** Start of LISTED RECORDS **

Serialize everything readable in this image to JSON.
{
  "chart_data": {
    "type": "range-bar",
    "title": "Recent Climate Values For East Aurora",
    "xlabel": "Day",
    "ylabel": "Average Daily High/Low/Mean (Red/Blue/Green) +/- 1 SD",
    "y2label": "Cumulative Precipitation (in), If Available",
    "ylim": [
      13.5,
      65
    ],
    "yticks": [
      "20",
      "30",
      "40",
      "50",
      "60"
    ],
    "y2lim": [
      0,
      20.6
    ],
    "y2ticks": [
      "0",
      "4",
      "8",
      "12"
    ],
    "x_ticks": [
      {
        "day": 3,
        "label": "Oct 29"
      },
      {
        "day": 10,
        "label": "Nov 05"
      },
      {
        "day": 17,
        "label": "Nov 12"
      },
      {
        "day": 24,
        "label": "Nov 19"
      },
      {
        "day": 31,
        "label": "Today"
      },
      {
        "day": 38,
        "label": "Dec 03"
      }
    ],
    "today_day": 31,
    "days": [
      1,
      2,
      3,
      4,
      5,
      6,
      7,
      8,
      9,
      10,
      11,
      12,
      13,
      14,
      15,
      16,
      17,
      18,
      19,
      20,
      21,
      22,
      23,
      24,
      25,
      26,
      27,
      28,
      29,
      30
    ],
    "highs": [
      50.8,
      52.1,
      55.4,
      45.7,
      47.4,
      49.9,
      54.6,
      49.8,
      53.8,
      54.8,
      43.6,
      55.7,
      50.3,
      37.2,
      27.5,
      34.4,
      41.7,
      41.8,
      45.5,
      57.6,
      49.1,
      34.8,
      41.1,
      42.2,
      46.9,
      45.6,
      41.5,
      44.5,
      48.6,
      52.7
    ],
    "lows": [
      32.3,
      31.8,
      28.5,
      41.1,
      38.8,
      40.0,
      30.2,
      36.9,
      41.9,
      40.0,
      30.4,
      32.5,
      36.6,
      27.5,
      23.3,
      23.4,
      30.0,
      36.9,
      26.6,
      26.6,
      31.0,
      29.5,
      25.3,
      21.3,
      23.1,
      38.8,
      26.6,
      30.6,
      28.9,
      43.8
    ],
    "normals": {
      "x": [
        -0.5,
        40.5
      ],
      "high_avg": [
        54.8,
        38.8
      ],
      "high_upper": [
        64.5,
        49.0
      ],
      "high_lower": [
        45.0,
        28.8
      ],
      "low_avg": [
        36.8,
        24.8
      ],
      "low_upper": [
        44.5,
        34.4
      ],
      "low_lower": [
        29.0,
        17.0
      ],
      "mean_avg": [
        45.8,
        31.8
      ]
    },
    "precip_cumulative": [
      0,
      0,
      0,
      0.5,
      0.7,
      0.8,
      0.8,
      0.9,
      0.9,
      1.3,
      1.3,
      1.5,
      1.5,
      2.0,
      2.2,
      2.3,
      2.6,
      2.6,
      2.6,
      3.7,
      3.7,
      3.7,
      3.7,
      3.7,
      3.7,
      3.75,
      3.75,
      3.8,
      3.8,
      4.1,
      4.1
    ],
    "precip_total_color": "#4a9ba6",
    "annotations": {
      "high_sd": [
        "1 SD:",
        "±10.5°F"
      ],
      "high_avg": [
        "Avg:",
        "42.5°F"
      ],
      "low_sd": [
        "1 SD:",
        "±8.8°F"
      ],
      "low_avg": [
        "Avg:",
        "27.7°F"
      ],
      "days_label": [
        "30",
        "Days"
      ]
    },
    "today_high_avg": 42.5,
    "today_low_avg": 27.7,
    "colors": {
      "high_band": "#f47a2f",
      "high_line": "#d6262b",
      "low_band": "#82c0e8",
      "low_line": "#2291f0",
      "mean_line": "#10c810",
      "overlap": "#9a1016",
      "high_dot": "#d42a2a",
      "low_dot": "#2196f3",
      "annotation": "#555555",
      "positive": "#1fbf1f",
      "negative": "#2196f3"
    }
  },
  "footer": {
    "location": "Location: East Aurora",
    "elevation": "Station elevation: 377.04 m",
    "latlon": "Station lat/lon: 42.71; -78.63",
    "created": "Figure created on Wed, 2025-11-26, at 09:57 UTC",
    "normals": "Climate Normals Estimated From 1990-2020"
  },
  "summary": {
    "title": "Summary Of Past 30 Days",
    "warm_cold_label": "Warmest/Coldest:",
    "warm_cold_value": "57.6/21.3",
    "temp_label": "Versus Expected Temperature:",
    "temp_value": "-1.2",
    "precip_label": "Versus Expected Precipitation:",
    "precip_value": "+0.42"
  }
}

** End of LISTED RECORDS **

▸ TASK TO CARRY OUT
From the records above, extract every line exactly as it stands.

▸ THE RESULT
Serialize everything readable in this image to JSON.
{
  "chart_data": {
    "type": "range-bar",
    "title": "Recent Climate Values For East Aurora",
    "xlabel": "Day",
    "ylabel": "Average Daily High/Low/Mean (Red/Blue/Green) +/- 1 SD",
    "y2label": "Cumulative Precipitation (in), If Available",
    "ylim": [
      13.5,
      65
    ],
    "yticks": [
      "20",
      "30",
      "40",
      "50",
      "60"
    ],
    "y2lim": [
      0,
      20.6
    ],
    "y2ticks": [
      "0",
      "4",
      "8",
      "12"
    ],
    "x_ticks": [
      {
        "day": 3,
        "label": "Oct 29"
      },
      {
        "day": 10,
        "label": "Nov 05"
      },
      {
        "day": 17,
        "label": "Nov 12"
      },
      {
        "day": 24,
        "label": "Nov 19"
      },
      {
        "day": 31,
        "label": "Today"
      },
      {
        "day": 38,
        "label": "Dec 03"
      }
    ],
    "today_day": 31,
    "days": [
      1,
      2,
      3,
      4,
      5,
      6,
      7,
      8,
      9,
      10,
      11,
      12,
      13,
      14,
      15,
      16,
      17,
      18,
      19,
      20,
      21,
      22,
      23,
      24,
      25,
      26,
      27,
      28,
      29,
      30
    ],
    "highs": [
      50.8,
      52.1,
      55.4,
      45.7,
      47.4,
      49.9,
      54.6,
      49.8,
      53.8,
      54.8,
      43.6,
      55.7,
      50.3,
      37.2,
      27.5,
      34.4,
      41.7,
      41.8,
      45.5,
      57.6,
      49.1,
      34.8,
      41.1,
      42.2,
      46.9,
      45.6,
      41.5,
      44.5,
      48.6,
      52.7
    ],
    "lows": [
      32.3,
      31.8,
      28.5,
      41.1,
      38.8,
      40.0,
      30.2,
      36.9,
      41.9,
      40.0,
      30.4,
      32.5,
      36.6,
      27.5,
      23.3,
      23.4,
      30.0,
      36.9,
      26.6,
      26.6,
      31.0,
      29.5,
      25.3,
      21.3,
      23.1,
      38.8,
      26.6,
      30.6,
      28.9,
      43.8
    ],
    "normals": {
      "x": [
        -0.5,
        40.5
      ],
      "high_avg": [
        54.8,
        38.8
      ],
      "high_upper": [
        64.5,
        49.0
      ],
      "high_lower": [
        45.0,
        28.8
      ],
      "low_avg": [
        36.8,
        24.8
      ],
      "low_upper": [
        44.5,
        34.4
      ],
      "low_lower": [
        29.0,
        17.0
      ],
      "mean_avg": [
        45.8,
        31.8
      ]
    },
    "precip_cumulative": [
      0,
      0,
      0,
      0.5,
      0.7,
      0.8,
      0.8,
      0.9,
      0.9,
      1.3,
      1.3,
      1.5,
      1.5,
      2.0,
      2.2,
      2.3,
      2.6,
      2.6,
      2.6,
      3.7,
      3.7,
      3.7,
      3.7,
      3.7,
      3.7,
      3.75,
      3.75,
      3.8,
      3.8,
      4.1,
      4.1
    ],
    "precip_total_color": "#4a9ba6",
    "annotations": {
      "high_sd": [
        "1 SD:",
        "±10.5°F"
      ],
      "high_avg": [
        "Avg:",
        "42.5°F"
      ],
      "low_sd": [
        "1 SD:",
        "±8.8°F"
      ],
      "low_avg": [
        "Avg:",
        "27.7°F"
      ],
      "days_label": [
        "30",
        "Days"
      ]
    },
    "today_high_avg": 42.5,
    "today_low_avg": 27.7,
    "colors": {
      "high_band": "#f47a2f",
      "high_line": "#d6262b",
      "low_band": "#82c0e8",
      "low_line": "#2291f0",
      "mean_line": "#10c810",
      "overlap": "#9a1016",
      "high_dot": "#d42a2a",
      "low_dot": "#2196f3",
      "annotation": "#555555",
      "positive": "#1fbf1f",
      "negative": "#2196f3"
    }
  },
  "footer": {
    "location": "Location: East Aurora",
    "elevation": "Station elevation: 377.04 m",
    "latlon": "Station lat/lon: 42.71; -78.63",
    "created": "Figure created on Wed, 2025-11-26, at 09:57 UTC",
    "normals": "Climate Normals Estimated From 1990-2020"
  },
  "summary": {
    "title": "Summary Of Past 30 Days",
    "warm_cold_label": "Warmest/Coldest:",
    "warm_cold_value": "57.6/21.3",
    "temp_label": "Versus Expected Temperature:",
    "temp_value": "-1.2",
    "precip_label": "Versus Expected Precipitation:",
    "precip_value": "+0.42"
  }
}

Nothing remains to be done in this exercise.